Your instructions:
Each record must be written out again exactly. Skip any picture it contains.
══════════════════════════════
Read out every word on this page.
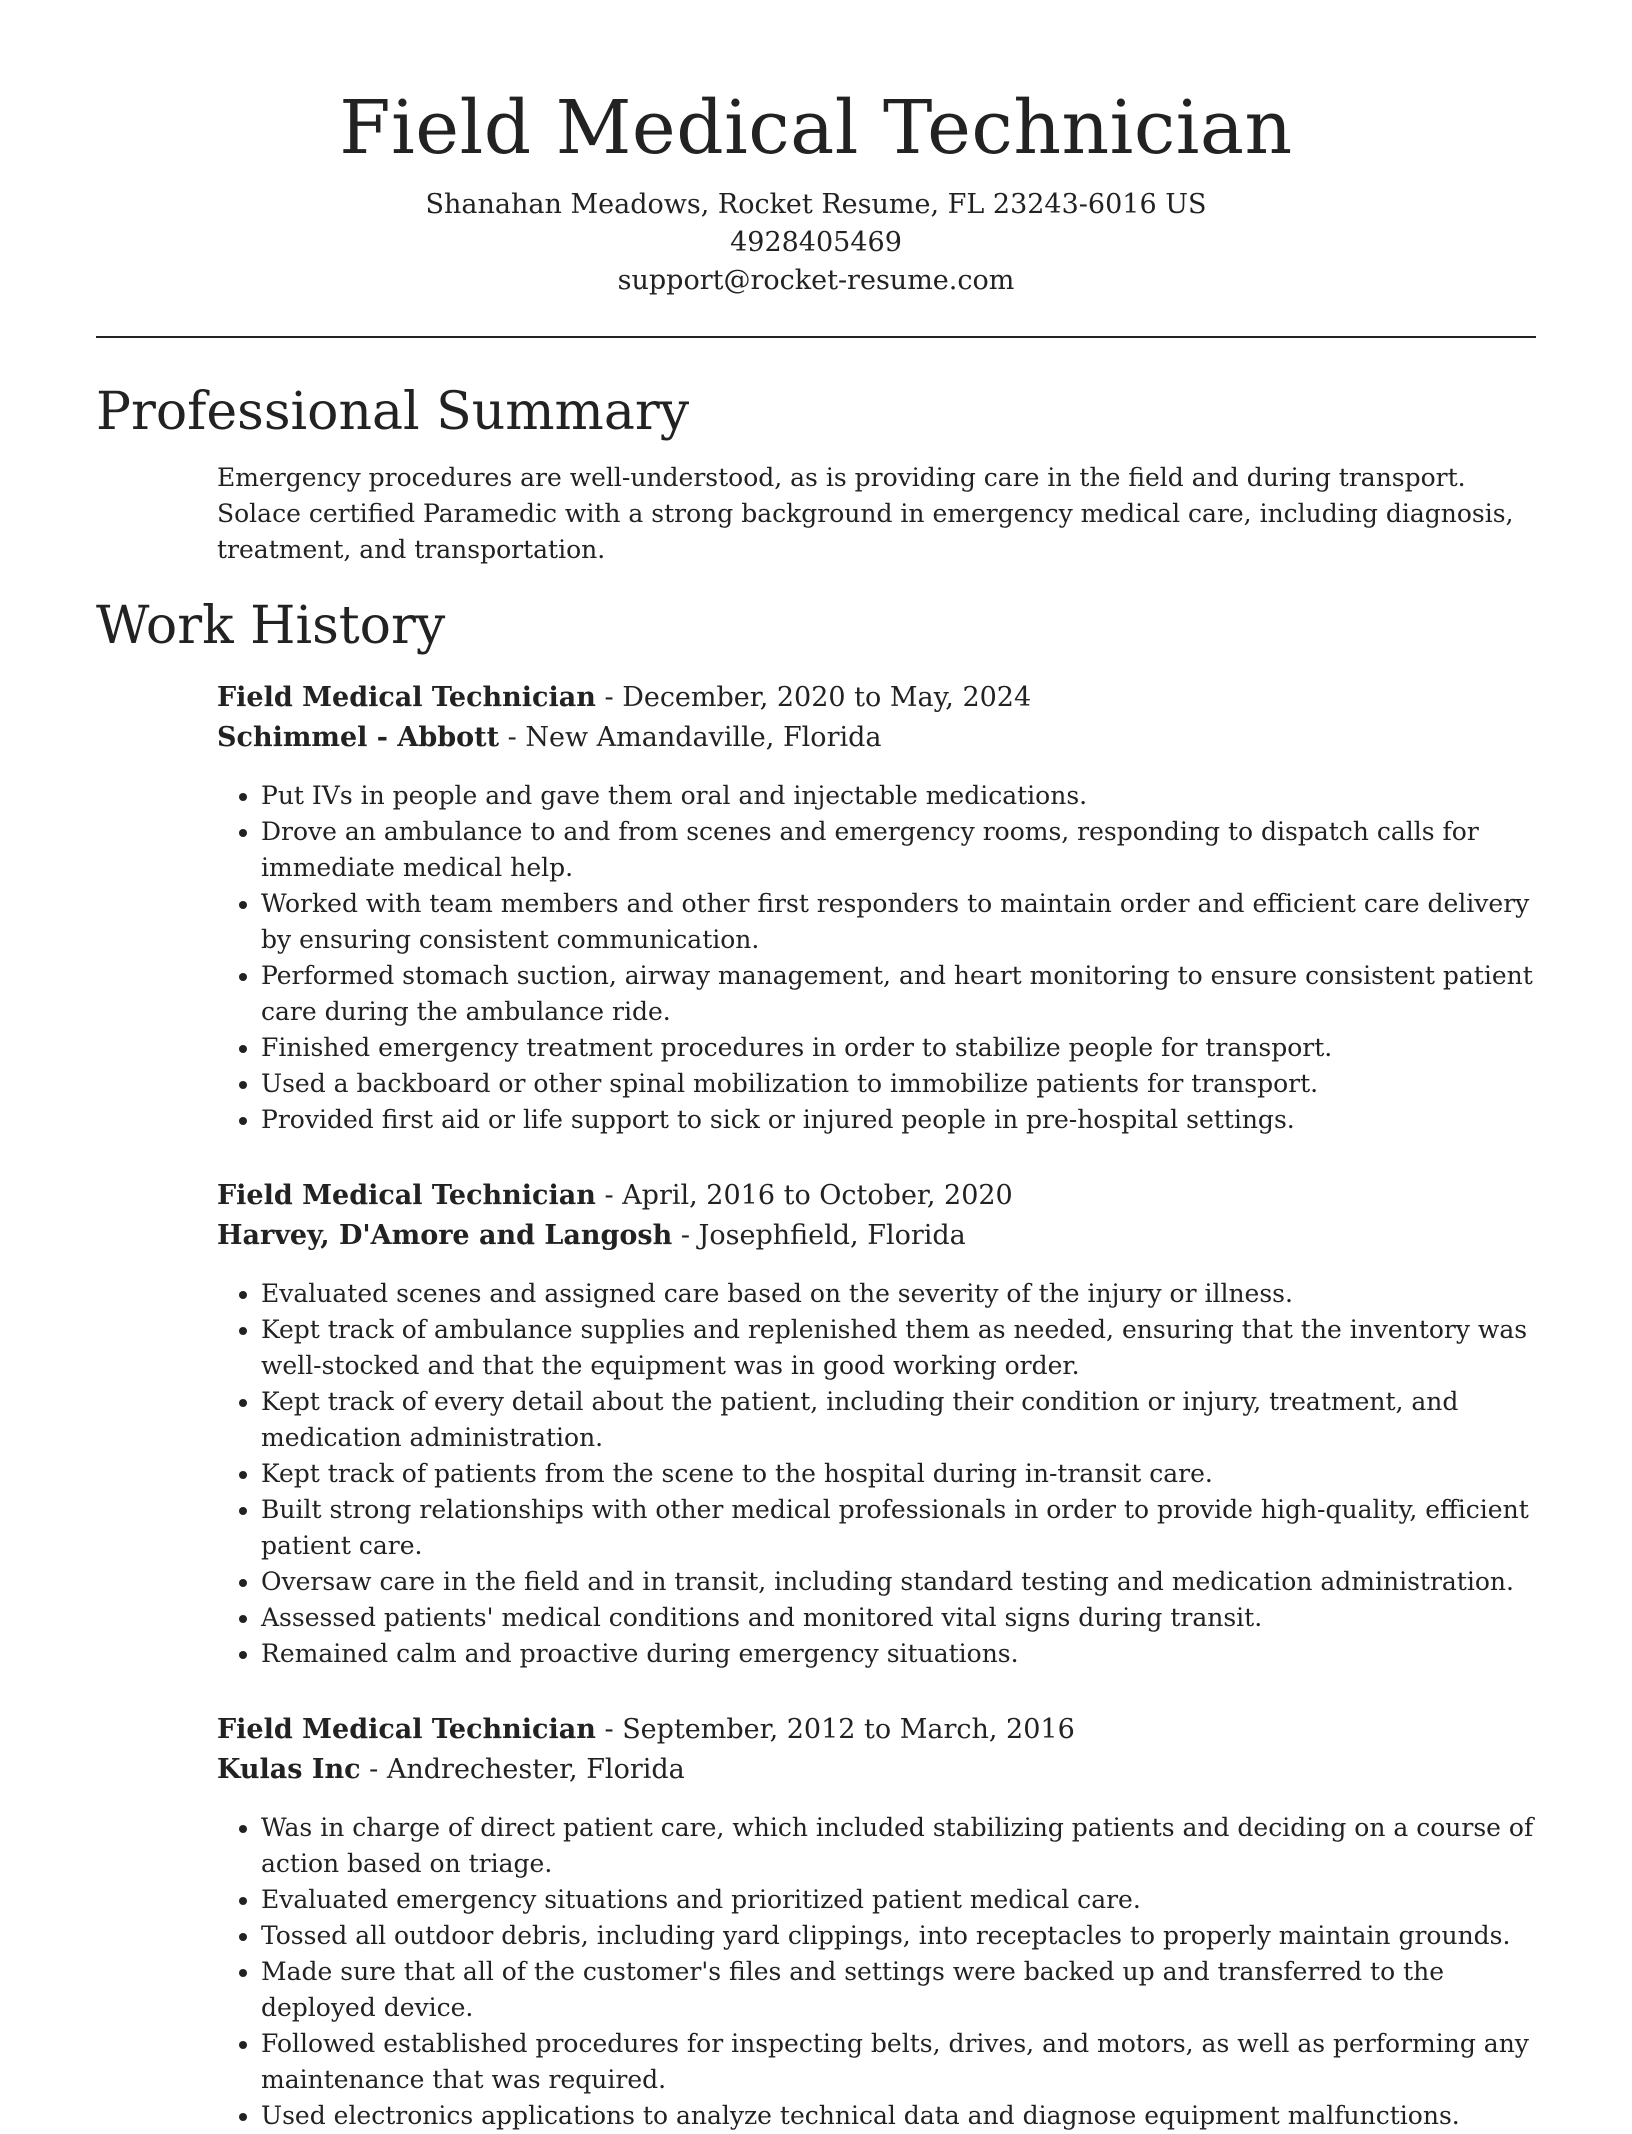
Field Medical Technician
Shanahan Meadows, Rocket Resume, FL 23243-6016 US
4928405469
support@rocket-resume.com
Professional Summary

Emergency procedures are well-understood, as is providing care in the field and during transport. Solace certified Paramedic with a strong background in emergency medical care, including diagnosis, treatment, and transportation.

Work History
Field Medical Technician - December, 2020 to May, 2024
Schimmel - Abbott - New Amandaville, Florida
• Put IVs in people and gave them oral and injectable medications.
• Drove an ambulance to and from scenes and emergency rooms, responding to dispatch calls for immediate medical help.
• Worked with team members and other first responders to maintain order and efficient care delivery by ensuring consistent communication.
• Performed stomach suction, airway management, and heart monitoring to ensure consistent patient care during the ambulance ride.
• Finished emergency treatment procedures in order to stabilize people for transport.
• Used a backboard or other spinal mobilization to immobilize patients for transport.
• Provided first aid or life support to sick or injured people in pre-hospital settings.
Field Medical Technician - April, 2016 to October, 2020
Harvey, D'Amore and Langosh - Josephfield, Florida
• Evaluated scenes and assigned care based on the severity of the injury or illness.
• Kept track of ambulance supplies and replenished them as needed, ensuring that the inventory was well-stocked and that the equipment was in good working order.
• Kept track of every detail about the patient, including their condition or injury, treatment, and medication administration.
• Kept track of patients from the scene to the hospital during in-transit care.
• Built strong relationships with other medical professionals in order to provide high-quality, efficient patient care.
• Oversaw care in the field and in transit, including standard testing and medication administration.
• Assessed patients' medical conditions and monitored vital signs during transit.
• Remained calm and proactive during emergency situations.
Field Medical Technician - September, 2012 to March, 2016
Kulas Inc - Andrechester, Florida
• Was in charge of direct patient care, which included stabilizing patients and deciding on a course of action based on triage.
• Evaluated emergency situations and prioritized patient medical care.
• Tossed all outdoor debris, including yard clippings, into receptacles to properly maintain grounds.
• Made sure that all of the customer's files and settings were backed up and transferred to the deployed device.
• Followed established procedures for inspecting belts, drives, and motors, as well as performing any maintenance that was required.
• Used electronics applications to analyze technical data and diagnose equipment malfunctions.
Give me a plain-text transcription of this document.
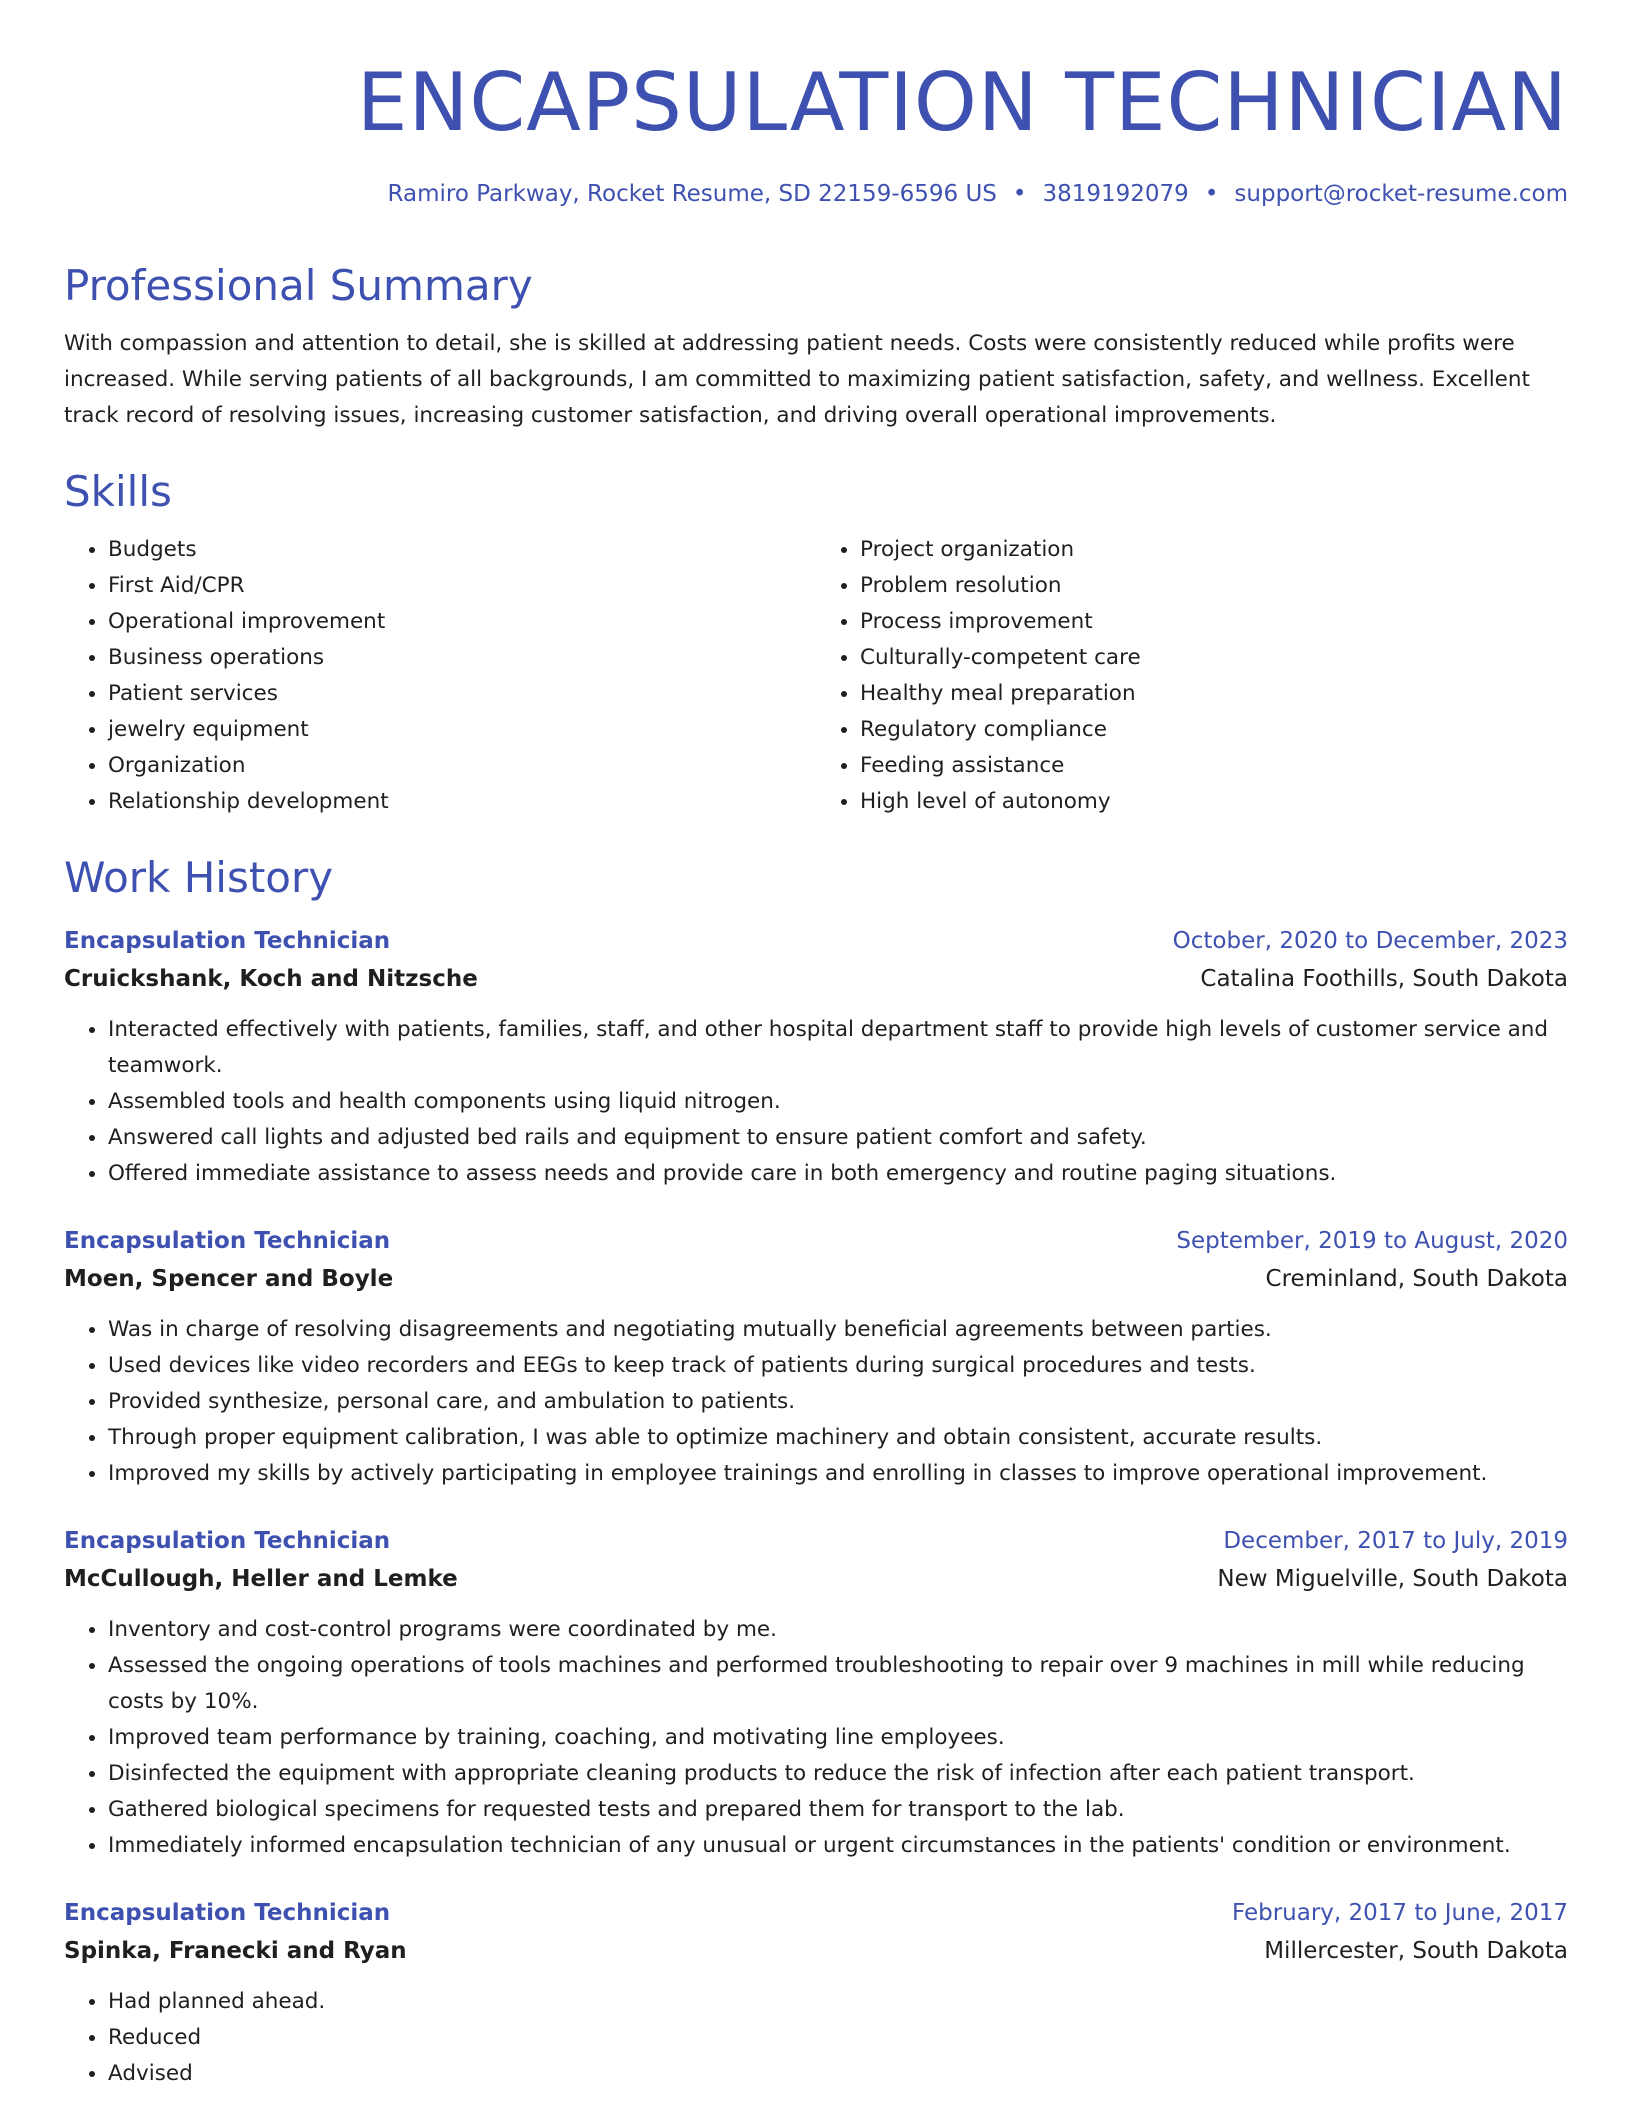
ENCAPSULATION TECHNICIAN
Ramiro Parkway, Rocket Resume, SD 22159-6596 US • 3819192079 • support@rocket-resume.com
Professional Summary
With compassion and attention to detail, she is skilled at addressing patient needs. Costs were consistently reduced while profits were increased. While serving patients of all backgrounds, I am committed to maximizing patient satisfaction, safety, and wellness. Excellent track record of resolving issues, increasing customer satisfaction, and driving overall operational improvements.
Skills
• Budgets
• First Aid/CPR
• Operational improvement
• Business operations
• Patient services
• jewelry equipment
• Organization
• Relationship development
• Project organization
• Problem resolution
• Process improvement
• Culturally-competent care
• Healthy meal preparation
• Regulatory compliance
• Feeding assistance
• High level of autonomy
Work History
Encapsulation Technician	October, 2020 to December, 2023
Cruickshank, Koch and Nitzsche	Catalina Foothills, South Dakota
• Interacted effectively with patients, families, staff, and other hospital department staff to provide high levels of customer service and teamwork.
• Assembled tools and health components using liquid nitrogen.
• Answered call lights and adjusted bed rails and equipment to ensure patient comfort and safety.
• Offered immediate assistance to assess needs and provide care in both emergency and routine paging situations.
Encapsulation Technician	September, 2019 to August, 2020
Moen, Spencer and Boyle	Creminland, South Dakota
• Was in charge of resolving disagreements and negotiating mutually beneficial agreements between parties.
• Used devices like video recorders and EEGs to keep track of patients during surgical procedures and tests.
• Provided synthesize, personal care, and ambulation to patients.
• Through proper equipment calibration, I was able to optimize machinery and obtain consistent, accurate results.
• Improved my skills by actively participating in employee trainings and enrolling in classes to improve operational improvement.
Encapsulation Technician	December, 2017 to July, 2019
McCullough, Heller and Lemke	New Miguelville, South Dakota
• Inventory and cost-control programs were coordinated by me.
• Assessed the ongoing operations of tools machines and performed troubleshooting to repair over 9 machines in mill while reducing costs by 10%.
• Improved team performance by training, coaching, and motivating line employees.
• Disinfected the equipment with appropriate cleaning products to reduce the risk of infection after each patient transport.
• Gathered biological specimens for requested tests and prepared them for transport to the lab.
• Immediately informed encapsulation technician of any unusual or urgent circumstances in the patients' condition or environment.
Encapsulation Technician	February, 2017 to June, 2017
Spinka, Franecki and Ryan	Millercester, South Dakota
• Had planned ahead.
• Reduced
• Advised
══════════════════════════════
Solution to the problem:
Read out every word on this page.
Field Medical Technician
Shanahan Meadows, Rocket Resume, FL 23243-6016 US
4928405469
support@rocket-resume.com
Professional Summary

Emergency procedures are well-understood, as is providing care in the field and during transport. Solace certified Paramedic with a strong background in emergency medical care, including diagnosis, treatment, and transportation.

Work History
Field Medical Technician - December, 2020 to May, 2024
Schimmel - Abbott - New Amandaville, Florida
• Put IVs in people and gave them oral and injectable medications.
• Drove an ambulance to and from scenes and emergency rooms, responding to dispatch calls for immediate medical help.
• Worked with team members and other first responders to maintain order and efficient care delivery by ensuring consistent communication.
• Performed stomach suction, airway management, and heart monitoring to ensure consistent patient care during the ambulance ride.
• Finished emergency treatment procedures in order to stabilize people for transport.
• Used a backboard or other spinal mobilization to immobilize patients for transport.
• Provided first aid or life support to sick or injured people in pre-hospital settings.
Field Medical Technician - April, 2016 to October, 2020
Harvey, D'Amore and Langosh - Josephfield, Florida
• Evaluated scenes and assigned care based on the severity of the injury or illness.
• Kept track of ambulance supplies and replenished them as needed, ensuring that the inventory was well-stocked and that the equipment was in good working order.
• Kept track of every detail about the patient, including their condition or injury, treatment, and medication administration.
• Kept track of patients from the scene to the hospital during in-transit care.
• Built strong relationships with other medical professionals in order to provide high-quality, efficient patient care.
• Oversaw care in the field and in transit, including standard testing and medication administration.
• Assessed patients' medical conditions and monitored vital signs during transit.
• Remained calm and proactive during emergency situations.
Field Medical Technician - September, 2012 to March, 2016
Kulas Inc - Andrechester, Florida
• Was in charge of direct patient care, which included stabilizing patients and deciding on a course of action based on triage.
• Evaluated emergency situations and prioritized patient medical care.
• Tossed all outdoor debris, including yard clippings, into receptacles to properly maintain grounds.
• Made sure that all of the customer's files and settings were backed up and transferred to the deployed device.
• Followed established procedures for inspecting belts, drives, and motors, as well as performing any maintenance that was required.
• Used electronics applications to analyze technical data and diagnose equipment malfunctions.
Give me a plain-text transcription of this document.
ENCAPSULATION TECHNICIAN
Ramiro Parkway, Rocket Resume, SD 22159-6596 US • 3819192079 • support@rocket-resume.com
Professional Summary
With compassion and attention to detail, she is skilled at addressing patient needs. Costs were consistently reduced while profits were increased. While serving patients of all backgrounds, I am committed to maximizing patient satisfaction, safety, and wellness. Excellent track record of resolving issues, increasing customer satisfaction, and driving overall operational improvements.
Skills
• Budgets
• First Aid/CPR
• Operational improvement
• Business operations
• Patient services
• jewelry equipment
• Organization
• Relationship development
• Project organization
• Problem resolution
• Process improvement
• Culturally-competent care
• Healthy meal preparation
• Regulatory compliance
• Feeding assistance
• High level of autonomy
Work History
Encapsulation Technician	October, 2020 to December, 2023
Cruickshank, Koch and Nitzsche	Catalina Foothills, South Dakota
• Interacted effectively with patients, families, staff, and other hospital department staff to provide high levels of customer service and teamwork.
• Assembled tools and health components using liquid nitrogen.
• Answered call lights and adjusted bed rails and equipment to ensure patient comfort and safety.
• Offered immediate assistance to assess needs and provide care in both emergency and routine paging situations.
Encapsulation Technician	September, 2019 to August, 2020
Moen, Spencer and Boyle	Creminland, South Dakota
• Was in charge of resolving disagreements and negotiating mutually beneficial agreements between parties.
• Used devices like video recorders and EEGs to keep track of patients during surgical procedures and tests.
• Provided synthesize, personal care, and ambulation to patients.
• Through proper equipment calibration, I was able to optimize machinery and obtain consistent, accurate results.
• Improved my skills by actively participating in employee trainings and enrolling in classes to improve operational improvement.
Encapsulation Technician	December, 2017 to July, 2019
McCullough, Heller and Lemke	New Miguelville, South Dakota
• Inventory and cost-control programs were coordinated by me.
• Assessed the ongoing operations of tools machines and performed troubleshooting to repair over 9 machines in mill while reducing costs by 10%.
• Improved team performance by training, coaching, and motivating line employees.
• Disinfected the equipment with appropriate cleaning products to reduce the risk of infection after each patient transport.
• Gathered biological specimens for requested tests and prepared them for transport to the lab.
• Immediately informed encapsulation technician of any unusual or urgent circumstances in the patients' condition or environment.
Encapsulation Technician	February, 2017 to June, 2017
Spinka, Franecki and Ryan	Millercester, South Dakota
• Had planned ahead.
• Reduced
• Advised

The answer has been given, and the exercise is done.